→ Written instruction: Every record must be transcribed in its entirety, apart from the images, which are to be omitted.

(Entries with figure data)
# # # # #

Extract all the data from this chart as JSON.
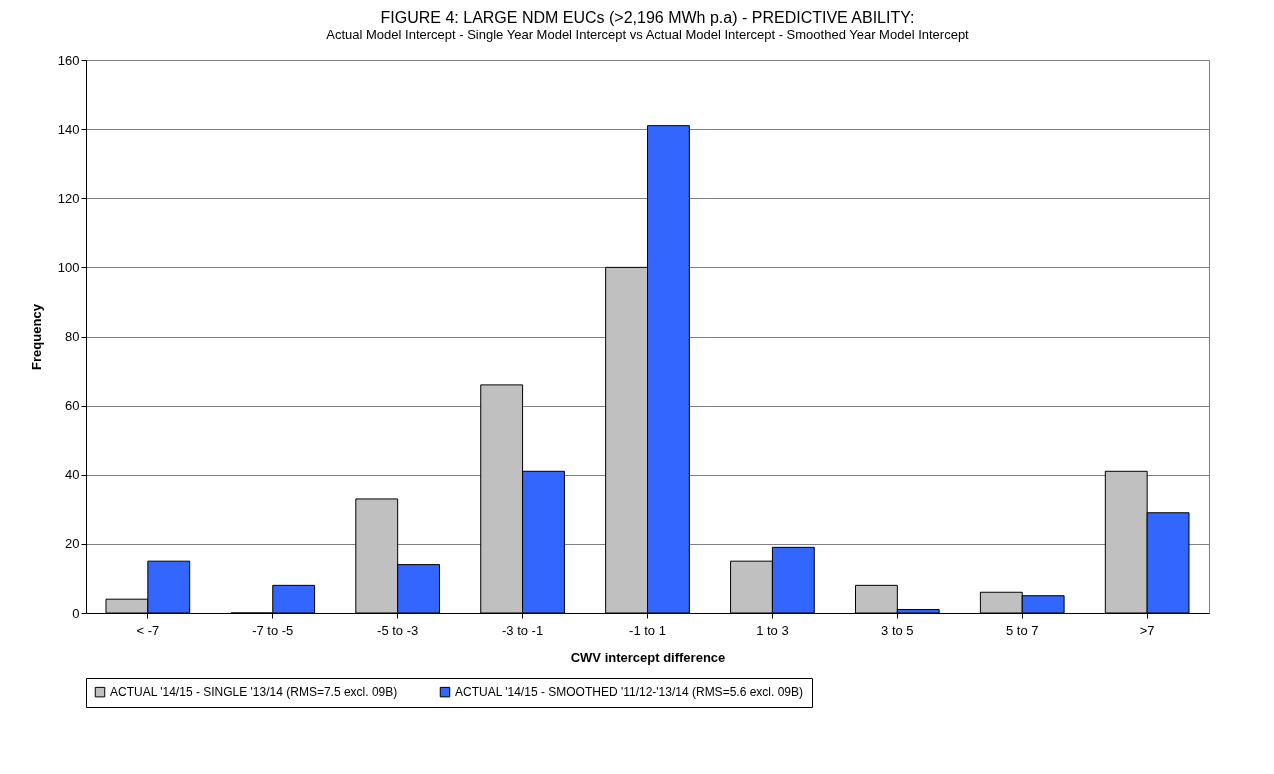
{
  "chart_data": {
    "type": "bar",
    "title": "FIGURE 4: LARGE NDM EUCs (>2,196 MWh p.a) - PREDICTIVE ABILITY:",
    "subtitle": "Actual Model Intercept - Single Year Model Intercept vs Actual Model Intercept - Smoothed Year Model Intercept",
    "xlabel": "CWV intercept difference",
    "ylabel": "Frequency",
    "categories": [
      "< -7",
      "-7 to -5",
      "-5 to -3",
      "-3 to -1",
      "-1 to 1",
      "1 to 3",
      "3 to 5",
      "5 to 7",
      ">7"
    ],
    "series": [
      {
        "name": "ACTUAL '14/15 - SINGLE '13/14 (RMS=7.5 excl. 09B)",
        "color": "#c0c0c0",
        "values": [
          4,
          0,
          33,
          66,
          100,
          15,
          8,
          6,
          41
        ]
      },
      {
        "name": "ACTUAL '14/15 - SMOOTHED '11/12-'13/14 (RMS=5.6 excl. 09B)",
        "color": "#3366ff",
        "values": [
          15,
          8,
          14,
          41,
          141,
          19,
          1,
          5,
          29
        ]
      }
    ],
    "ylim": [
      0,
      160
    ],
    "yticks": [
      0,
      20,
      40,
      60,
      80,
      100,
      120,
      140,
      160
    ],
    "grid": "y",
    "legend": "bottom"
  }
}
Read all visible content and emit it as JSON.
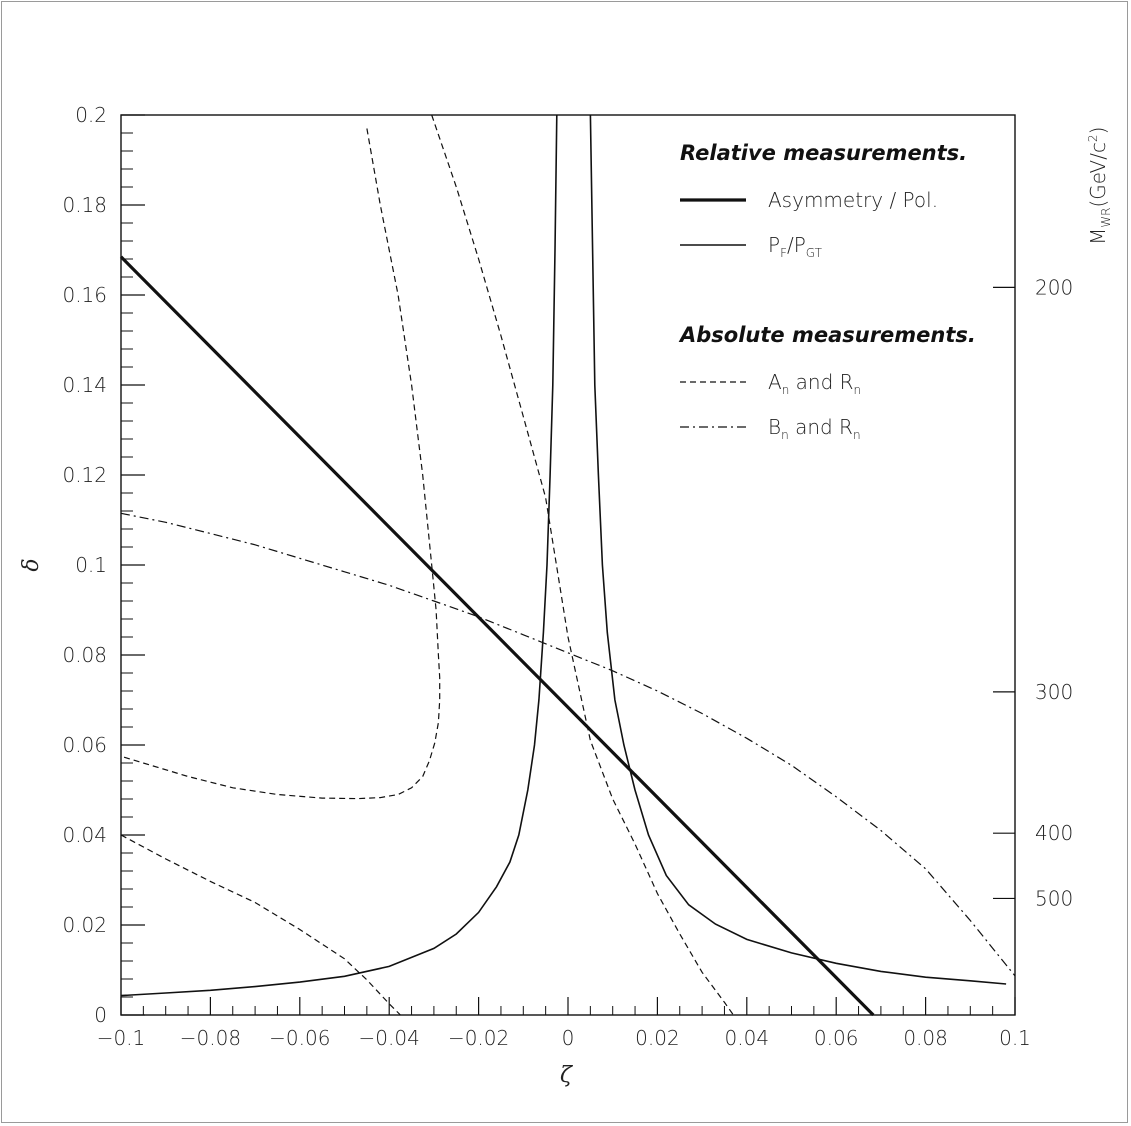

# # # # #

→ Task solution:
Extract all the data from this chart as JSON.
{
  "chart_data": {
    "type": "bar",
    "title": "FIGURE 4: LARGE NDM EUCs (>2,196 MWh p.a) - PREDICTIVE ABILITY:",
    "subtitle": "Actual Model Intercept - Single Year Model Intercept vs Actual Model Intercept - Smoothed Year Model Intercept",
    "xlabel": "CWV intercept difference",
    "ylabel": "Frequency",
    "categories": [
      "< -7",
      "-7 to -5",
      "-5 to -3",
      "-3 to -1",
      "-1 to 1",
      "1 to 3",
      "3 to 5",
      "5 to 7",
      ">7"
    ],
    "series": [
      {
        "name": "ACTUAL '14/15 - SINGLE '13/14 (RMS=7.5 excl. 09B)",
        "color": "#c0c0c0",
        "values": [
          4,
          0,
          33,
          66,
          100,
          15,
          8,
          6,
          41
        ]
      },
      {
        "name": "ACTUAL '14/15 - SMOOTHED '11/12-'13/14 (RMS=5.6 excl. 09B)",
        "color": "#3366ff",
        "values": [
          15,
          8,
          14,
          41,
          141,
          19,
          1,
          5,
          29
        ]
      }
    ],
    "ylim": [
      0,
      160
    ],
    "yticks": [
      0,
      20,
      40,
      60,
      80,
      100,
      120,
      140,
      160
    ],
    "grid": "y",
    "legend": "bottom"
  }
}
Read all visible content and emit it as JSON.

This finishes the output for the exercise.